### Your task
Output all the entries word for word. Omit the pictures.

### Exercise material

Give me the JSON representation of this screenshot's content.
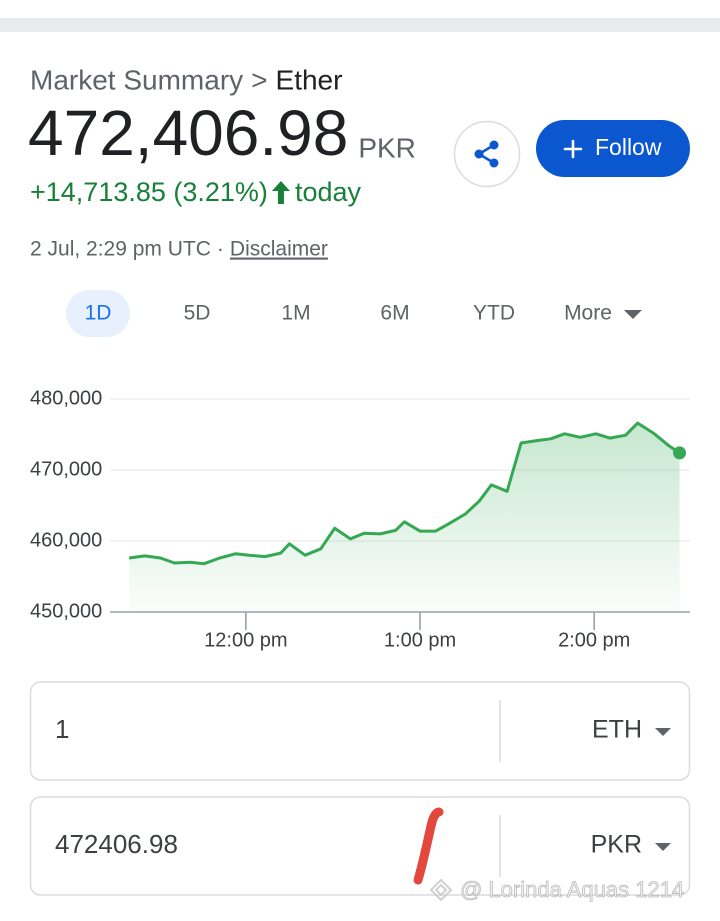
{
  "header": {
    "breadcrumb": [
      "Market Summary",
      "Ether"
    ],
    "breadcrumb_separator": ">",
    "price": "472,406.98",
    "currency": "PKR",
    "change": "+14,713.85 (3.21%)",
    "change_period": "today",
    "timestamp": "2 Jul, 2:29 pm UTC",
    "timestamp_separator": "·",
    "disclaimer": "Disclaimer",
    "follow_button": "Follow"
  },
  "tabs": [
    "1D",
    "5D",
    "1M",
    "6M",
    "YTD",
    "More"
  ],
  "active_tab": 0,
  "chart_data": {
    "type": "line",
    "color": "#34a853",
    "grid": true,
    "x": [
      11.33,
      11.42,
      11.51,
      11.59,
      11.68,
      11.76,
      11.85,
      11.94,
      12.02,
      12.11,
      12.2,
      12.25,
      12.34,
      12.43,
      12.51,
      12.6,
      12.68,
      12.77,
      12.86,
      12.91,
      13.0,
      13.09,
      13.17,
      13.26,
      13.34,
      13.41,
      13.5,
      13.58,
      13.66,
      13.75,
      13.83,
      13.92,
      14.01,
      14.09,
      14.18,
      14.25,
      14.34,
      14.43,
      14.49
    ],
    "values": [
      457600,
      457900,
      457600,
      456900,
      457000,
      456800,
      457600,
      458200,
      458000,
      457800,
      458300,
      459600,
      458000,
      458900,
      461800,
      460300,
      461100,
      461000,
      461500,
      462700,
      461400,
      461400,
      462500,
      463800,
      465600,
      467900,
      467000,
      473800,
      474100,
      474400,
      475100,
      474600,
      475100,
      474500,
      474900,
      476600,
      475200,
      473400,
      472406.98
    ],
    "xlim": [
      11.22,
      14.55
    ],
    "ylim": [
      450000,
      480000
    ],
    "xticks": [
      {
        "value": 12,
        "label": "12:00 pm"
      },
      {
        "value": 13,
        "label": "1:00 pm"
      },
      {
        "value": 14,
        "label": "2:00 pm"
      }
    ],
    "yticks": [
      {
        "value": 450000,
        "label": "450,000"
      },
      {
        "value": 460000,
        "label": "460,000"
      },
      {
        "value": 470000,
        "label": "470,000"
      },
      {
        "value": 480000,
        "label": "480,000"
      }
    ]
  },
  "converter": [
    {
      "amount": "1",
      "unit": "ETH"
    },
    {
      "amount": "472406.98",
      "unit": "PKR"
    }
  ],
  "watermark": "@ Lorinda Aquas 1214"
}
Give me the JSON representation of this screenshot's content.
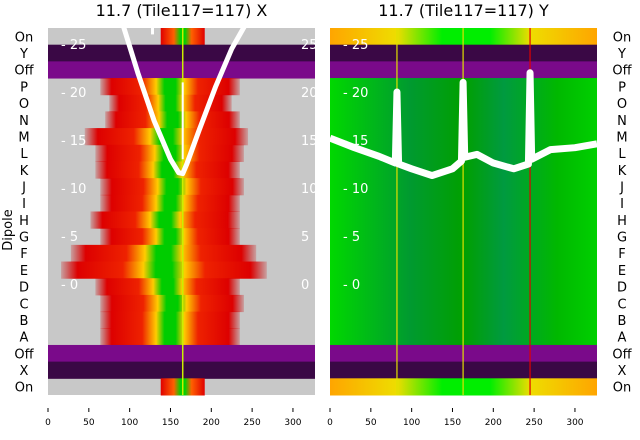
{
  "chart_data": {
    "type": "heatmap",
    "ylabel": "Dipole",
    "row_labels": [
      "On",
      "Y",
      "Off",
      "P",
      "O",
      "N",
      "M",
      "L",
      "K",
      "J",
      "I",
      "H",
      "G",
      "F",
      "E",
      "D",
      "C",
      "B",
      "A",
      "Off",
      "X",
      "On"
    ],
    "xticks": [
      0,
      50,
      100,
      150,
      200,
      250,
      300
    ],
    "yticks": [
      0,
      5,
      10,
      15,
      20,
      25
    ],
    "xlim": [
      0,
      327
    ],
    "ylim_inner": [
      -10.8,
      27.5
    ],
    "panels": [
      {
        "title": "11.7 (Tile117=117) X",
        "center": 165,
        "dipole_extent": [
          [
            64,
            235
          ],
          [
            75,
            225
          ],
          [
            70,
            235
          ],
          [
            45,
            245
          ],
          [
            58,
            240
          ],
          [
            58,
            235
          ],
          [
            64,
            240
          ],
          [
            64,
            235
          ],
          [
            52,
            235
          ],
          [
            64,
            235
          ],
          [
            28,
            255
          ],
          [
            16,
            268
          ],
          [
            58,
            235
          ],
          [
            64,
            240
          ],
          [
            64,
            235
          ],
          [
            64,
            235
          ]
        ],
        "curve": [
          [
            90,
            27.5
          ],
          [
            110,
            22
          ],
          [
            130,
            17
          ],
          [
            150,
            13
          ],
          [
            160,
            11.6
          ],
          [
            165,
            11.5
          ],
          [
            170,
            12.5
          ],
          [
            185,
            16
          ],
          [
            205,
            20.5
          ],
          [
            225,
            24.5
          ],
          [
            245,
            27.5
          ]
        ],
        "spike_x": 165
      },
      {
        "title": "11.7 (Tile117=117) Y",
        "vertical_lines": [
          {
            "x": 82,
            "color": "#e0e000"
          },
          {
            "x": 163,
            "color": "#e0e000"
          },
          {
            "x": 245,
            "color": "#e00000"
          }
        ],
        "curve": [
          [
            0,
            15.2
          ],
          [
            30,
            14.2
          ],
          [
            60,
            13.3
          ],
          [
            80,
            12.6
          ],
          [
            82,
            20
          ],
          [
            84,
            12.5
          ],
          [
            100,
            12
          ],
          [
            125,
            11.3
          ],
          [
            150,
            12
          ],
          [
            161,
            12.8
          ],
          [
            163,
            21
          ],
          [
            165,
            13.2
          ],
          [
            180,
            13.5
          ],
          [
            200,
            12.6
          ],
          [
            225,
            12
          ],
          [
            243,
            12.5
          ],
          [
            245,
            22
          ],
          [
            247,
            13
          ],
          [
            270,
            14
          ],
          [
            300,
            14.2
          ],
          [
            327,
            14.6
          ]
        ]
      }
    ]
  }
}
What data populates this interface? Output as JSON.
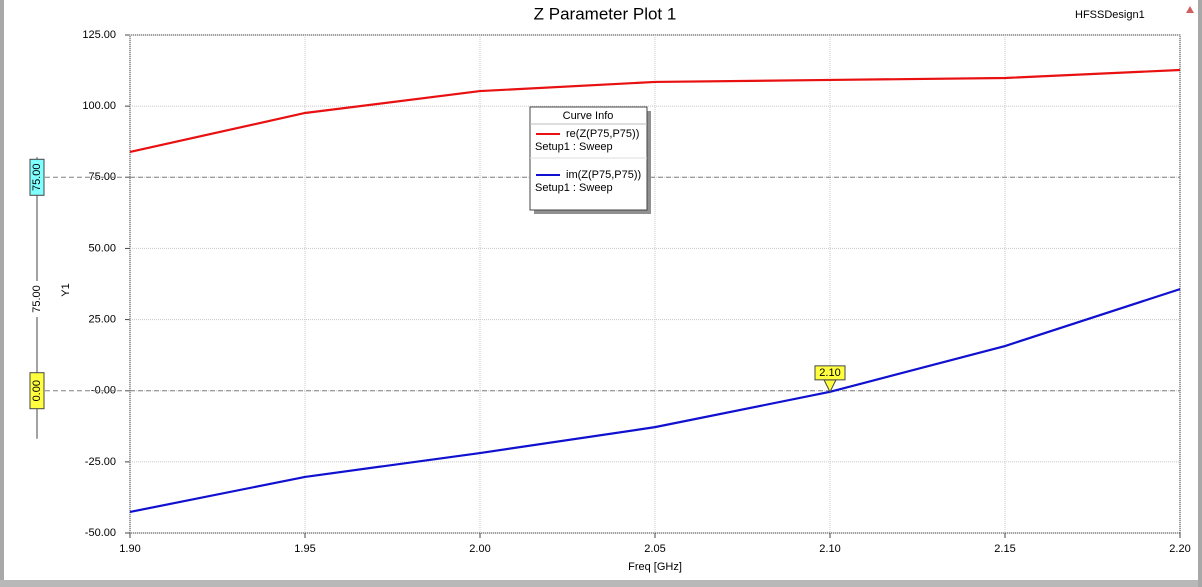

### Problem solution
Give me the JSON representation of this screenshot's content.
{
  "header": {
    "breadcrumb": [
      "Market Summary",
      "Ether"
    ],
    "breadcrumb_separator": ">",
    "price": "472,406.98",
    "currency": "PKR",
    "change": "+14,713.85 (3.21%)",
    "change_period": "today",
    "timestamp": "2 Jul, 2:29 pm UTC",
    "timestamp_separator": "·",
    "disclaimer": "Disclaimer",
    "follow_button": "Follow"
  },
  "tabs": [
    "1D",
    "5D",
    "1M",
    "6M",
    "YTD",
    "More"
  ],
  "active_tab": 0,
  "chart_data": {
    "type": "line",
    "color": "#34a853",
    "grid": true,
    "x": [
      11.33,
      11.42,
      11.51,
      11.59,
      11.68,
      11.76,
      11.85,
      11.94,
      12.02,
      12.11,
      12.2,
      12.25,
      12.34,
      12.43,
      12.51,
      12.6,
      12.68,
      12.77,
      12.86,
      12.91,
      13.0,
      13.09,
      13.17,
      13.26,
      13.34,
      13.41,
      13.5,
      13.58,
      13.66,
      13.75,
      13.83,
      13.92,
      14.01,
      14.09,
      14.18,
      14.25,
      14.34,
      14.43,
      14.49
    ],
    "values": [
      457600,
      457900,
      457600,
      456900,
      457000,
      456800,
      457600,
      458200,
      458000,
      457800,
      458300,
      459600,
      458000,
      458900,
      461800,
      460300,
      461100,
      461000,
      461500,
      462700,
      461400,
      461400,
      462500,
      463800,
      465600,
      467900,
      467000,
      473800,
      474100,
      474400,
      475100,
      474600,
      475100,
      474500,
      474900,
      476600,
      475200,
      473400,
      472406.98
    ],
    "xlim": [
      11.22,
      14.55
    ],
    "ylim": [
      450000,
      480000
    ],
    "xticks": [
      {
        "value": 12,
        "label": "12:00 pm"
      },
      {
        "value": 13,
        "label": "1:00 pm"
      },
      {
        "value": 14,
        "label": "2:00 pm"
      }
    ],
    "yticks": [
      {
        "value": 450000,
        "label": "450,000"
      },
      {
        "value": 460000,
        "label": "460,000"
      },
      {
        "value": 470000,
        "label": "470,000"
      },
      {
        "value": 480000,
        "label": "480,000"
      }
    ]
  },
  "converter": [
    {
      "amount": "1",
      "unit": "ETH"
    },
    {
      "amount": "472406.98",
      "unit": "PKR"
    }
  ],
  "watermark": "@ Lorinda Aquas 1214"
}
Give me the JSON representation of this screenshot's content.
{
  "chart_data": {
    "type": "heatmap",
    "ylabel": "Dipole",
    "row_labels": [
      "On",
      "Y",
      "Off",
      "P",
      "O",
      "N",
      "M",
      "L",
      "K",
      "J",
      "I",
      "H",
      "G",
      "F",
      "E",
      "D",
      "C",
      "B",
      "A",
      "Off",
      "X",
      "On"
    ],
    "xticks": [
      0,
      50,
      100,
      150,
      200,
      250,
      300
    ],
    "yticks": [
      0,
      5,
      10,
      15,
      20,
      25
    ],
    "xlim": [
      0,
      327
    ],
    "ylim_inner": [
      -10.8,
      27.5
    ],
    "panels": [
      {
        "title": "11.7 (Tile117=117) X",
        "center": 165,
        "dipole_extent": [
          [
            64,
            235
          ],
          [
            75,
            225
          ],
          [
            70,
            235
          ],
          [
            45,
            245
          ],
          [
            58,
            240
          ],
          [
            58,
            235
          ],
          [
            64,
            240
          ],
          [
            64,
            235
          ],
          [
            52,
            235
          ],
          [
            64,
            235
          ],
          [
            28,
            255
          ],
          [
            16,
            268
          ],
          [
            58,
            235
          ],
          [
            64,
            240
          ],
          [
            64,
            235
          ],
          [
            64,
            235
          ]
        ],
        "curve": [
          [
            90,
            27.5
          ],
          [
            110,
            22
          ],
          [
            130,
            17
          ],
          [
            150,
            13
          ],
          [
            160,
            11.6
          ],
          [
            165,
            11.5
          ],
          [
            170,
            12.5
          ],
          [
            185,
            16
          ],
          [
            205,
            20.5
          ],
          [
            225,
            24.5
          ],
          [
            245,
            27.5
          ]
        ],
        "spike_x": 165
      },
      {
        "title": "11.7 (Tile117=117) Y",
        "vertical_lines": [
          {
            "x": 82,
            "color": "#e0e000"
          },
          {
            "x": 163,
            "color": "#e0e000"
          },
          {
            "x": 245,
            "color": "#e00000"
          }
        ],
        "curve": [
          [
            0,
            15.2
          ],
          [
            30,
            14.2
          ],
          [
            60,
            13.3
          ],
          [
            80,
            12.6
          ],
          [
            82,
            20
          ],
          [
            84,
            12.5
          ],
          [
            100,
            12
          ],
          [
            125,
            11.3
          ],
          [
            150,
            12
          ],
          [
            161,
            12.8
          ],
          [
            163,
            21
          ],
          [
            165,
            13.2
          ],
          [
            180,
            13.5
          ],
          [
            200,
            12.6
          ],
          [
            225,
            12
          ],
          [
            243,
            12.5
          ],
          [
            245,
            22
          ],
          [
            247,
            13
          ],
          [
            270,
            14
          ],
          [
            300,
            14.2
          ],
          [
            327,
            14.6
          ]
        ]
      }
    ]
  }
}
What data populates this interface? Output as JSON.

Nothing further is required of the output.